++++ Data section ++++

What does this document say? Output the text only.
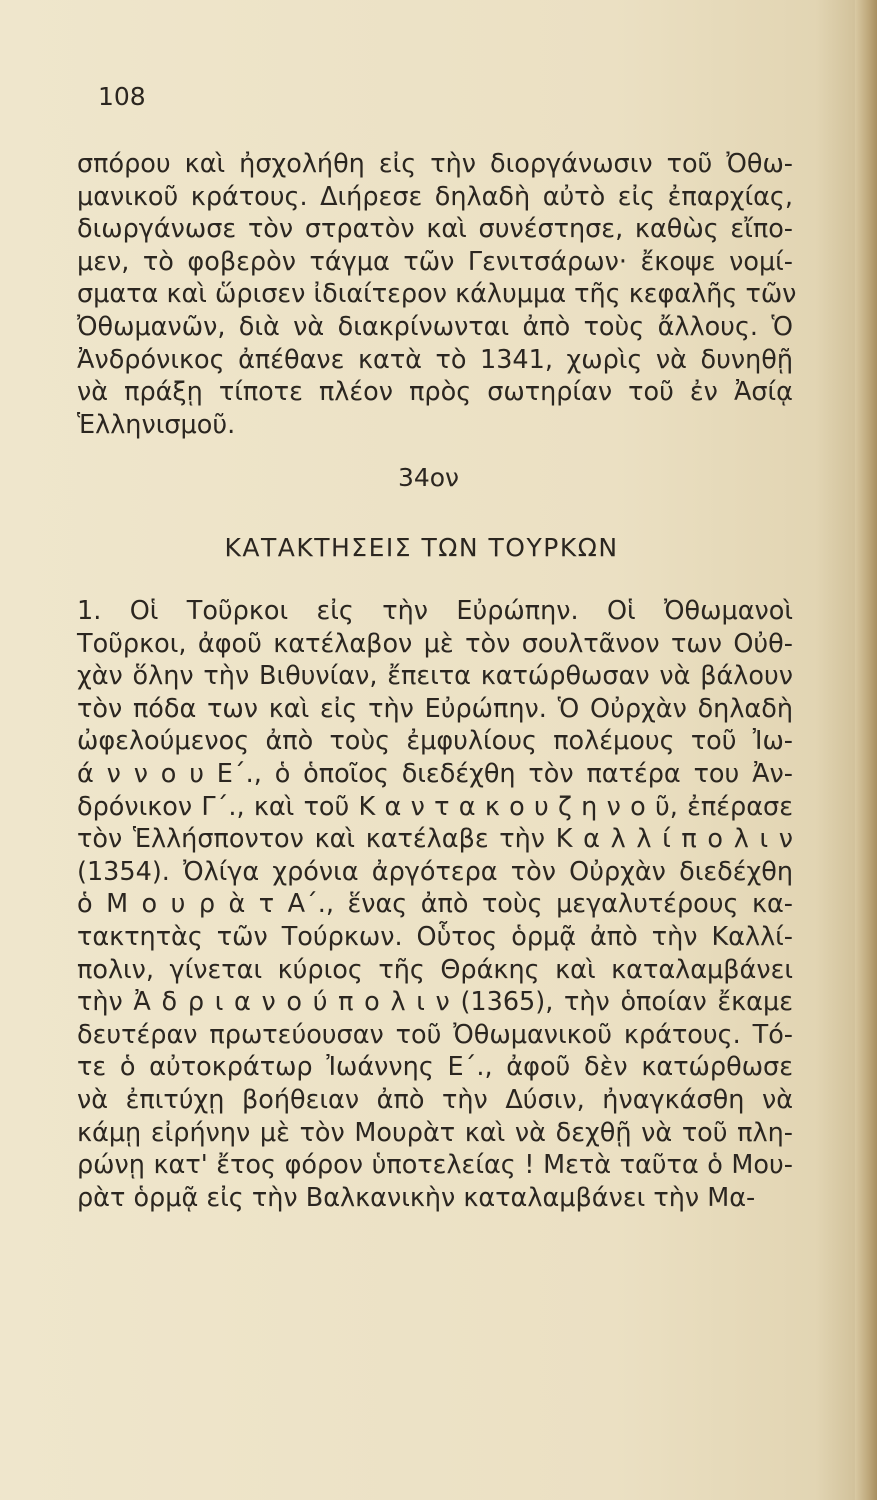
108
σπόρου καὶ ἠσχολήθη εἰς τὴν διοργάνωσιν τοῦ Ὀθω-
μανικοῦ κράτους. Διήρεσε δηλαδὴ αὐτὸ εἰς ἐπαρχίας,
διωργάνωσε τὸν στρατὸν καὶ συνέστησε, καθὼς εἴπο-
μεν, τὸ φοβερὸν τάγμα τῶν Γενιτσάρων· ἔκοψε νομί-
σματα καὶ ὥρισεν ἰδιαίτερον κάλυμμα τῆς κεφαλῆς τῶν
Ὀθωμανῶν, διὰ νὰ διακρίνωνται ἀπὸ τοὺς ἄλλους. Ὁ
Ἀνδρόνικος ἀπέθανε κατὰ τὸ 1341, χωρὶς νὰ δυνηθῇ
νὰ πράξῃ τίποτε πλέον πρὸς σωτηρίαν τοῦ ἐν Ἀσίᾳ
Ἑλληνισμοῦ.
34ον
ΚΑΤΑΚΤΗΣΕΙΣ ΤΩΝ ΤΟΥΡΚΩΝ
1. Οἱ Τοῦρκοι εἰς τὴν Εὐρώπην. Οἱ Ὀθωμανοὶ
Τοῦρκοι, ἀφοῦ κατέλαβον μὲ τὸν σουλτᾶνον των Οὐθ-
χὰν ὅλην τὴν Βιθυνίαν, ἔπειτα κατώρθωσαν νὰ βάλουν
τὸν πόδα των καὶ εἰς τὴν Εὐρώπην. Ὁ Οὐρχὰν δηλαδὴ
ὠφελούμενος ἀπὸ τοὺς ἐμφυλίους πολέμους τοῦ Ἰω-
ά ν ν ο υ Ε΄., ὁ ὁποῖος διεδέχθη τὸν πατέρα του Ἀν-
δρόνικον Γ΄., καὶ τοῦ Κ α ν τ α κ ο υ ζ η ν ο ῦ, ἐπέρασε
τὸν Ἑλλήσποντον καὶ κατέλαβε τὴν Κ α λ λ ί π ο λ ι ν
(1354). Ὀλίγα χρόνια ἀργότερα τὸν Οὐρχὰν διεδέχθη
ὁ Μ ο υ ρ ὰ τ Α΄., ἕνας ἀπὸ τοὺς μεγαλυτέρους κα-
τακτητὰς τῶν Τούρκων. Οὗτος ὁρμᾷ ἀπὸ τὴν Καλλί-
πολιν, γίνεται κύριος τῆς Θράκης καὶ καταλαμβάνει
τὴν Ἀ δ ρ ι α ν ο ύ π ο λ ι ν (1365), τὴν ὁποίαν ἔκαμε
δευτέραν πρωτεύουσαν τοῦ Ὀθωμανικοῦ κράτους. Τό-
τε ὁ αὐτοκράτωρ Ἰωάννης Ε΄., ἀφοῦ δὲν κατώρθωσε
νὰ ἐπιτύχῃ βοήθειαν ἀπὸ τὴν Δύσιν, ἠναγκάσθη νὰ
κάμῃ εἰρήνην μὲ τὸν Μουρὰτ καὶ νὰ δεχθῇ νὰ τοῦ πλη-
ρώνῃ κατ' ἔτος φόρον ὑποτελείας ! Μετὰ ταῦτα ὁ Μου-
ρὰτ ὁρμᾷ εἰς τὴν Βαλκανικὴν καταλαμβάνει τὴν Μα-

++++

■ Task brief ■
Give back the whole listing as it stands, minus its pictures.

■ Exercise answer ■
What does this document say? Output the text only.
108
σπόρου καὶ ἠσχολήθη εἰς τὴν διοργάνωσιν τοῦ Ὀθω-
μανικοῦ κράτους. Διήρεσε δηλαδὴ αὐτὸ εἰς ἐπαρχίας,
διωργάνωσε τὸν στρατὸν καὶ συνέστησε, καθὼς εἴπο-
μεν, τὸ φοβερὸν τάγμα τῶν Γενιτσάρων· ἔκοψε νομί-
σματα καὶ ὥρισεν ἰδιαίτερον κάλυμμα τῆς κεφαλῆς τῶν
Ὀθωμανῶν, διὰ νὰ διακρίνωνται ἀπὸ τοὺς ἄλλους. Ὁ
Ἀνδρόνικος ἀπέθανε κατὰ τὸ 1341, χωρὶς νὰ δυνηθῇ
νὰ πράξῃ τίποτε πλέον πρὸς σωτηρίαν τοῦ ἐν Ἀσίᾳ
Ἑλληνισμοῦ.
34ον
ΚΑΤΑΚΤΗΣΕΙΣ ΤΩΝ ΤΟΥΡΚΩΝ
1. Οἱ Τοῦρκοι εἰς τὴν Εὐρώπην. Οἱ Ὀθωμανοὶ
Τοῦρκοι, ἀφοῦ κατέλαβον μὲ τὸν σουλτᾶνον των Οὐθ-
χὰν ὅλην τὴν Βιθυνίαν, ἔπειτα κατώρθωσαν νὰ βάλουν
τὸν πόδα των καὶ εἰς τὴν Εὐρώπην. Ὁ Οὐρχὰν δηλαδὴ
ὠφελούμενος ἀπὸ τοὺς ἐμφυλίους πολέμους τοῦ Ἰω-
ά ν ν ο υ Ε΄., ὁ ὁποῖος διεδέχθη τὸν πατέρα του Ἀν-
δρόνικον Γ΄., καὶ τοῦ Κ α ν τ α κ ο υ ζ η ν ο ῦ, ἐπέρασε
τὸν Ἑλλήσποντον καὶ κατέλαβε τὴν Κ α λ λ ί π ο λ ι ν
(1354). Ὀλίγα χρόνια ἀργότερα τὸν Οὐρχὰν διεδέχθη
ὁ Μ ο υ ρ ὰ τ Α΄., ἕνας ἀπὸ τοὺς μεγαλυτέρους κα-
τακτητὰς τῶν Τούρκων. Οὗτος ὁρμᾷ ἀπὸ τὴν Καλλί-
πολιν, γίνεται κύριος τῆς Θράκης καὶ καταλαμβάνει
τὴν Ἀ δ ρ ι α ν ο ύ π ο λ ι ν (1365), τὴν ὁποίαν ἔκαμε
δευτέραν πρωτεύουσαν τοῦ Ὀθωμανικοῦ κράτους. Τό-
τε ὁ αὐτοκράτωρ Ἰωάννης Ε΄., ἀφοῦ δὲν κατώρθωσε
νὰ ἐπιτύχῃ βοήθειαν ἀπὸ τὴν Δύσιν, ἠναγκάσθη νὰ
κάμῃ εἰρήνην μὲ τὸν Μουρὰτ καὶ νὰ δεχθῇ νὰ τοῦ πλη-
ρώνῃ κατ' ἔτος φόρον ὑποτελείας ! Μετὰ ταῦτα ὁ Μου-
ρὰτ ὁρμᾷ εἰς τὴν Βαλκανικὴν καταλαμβάνει τὴν Μα-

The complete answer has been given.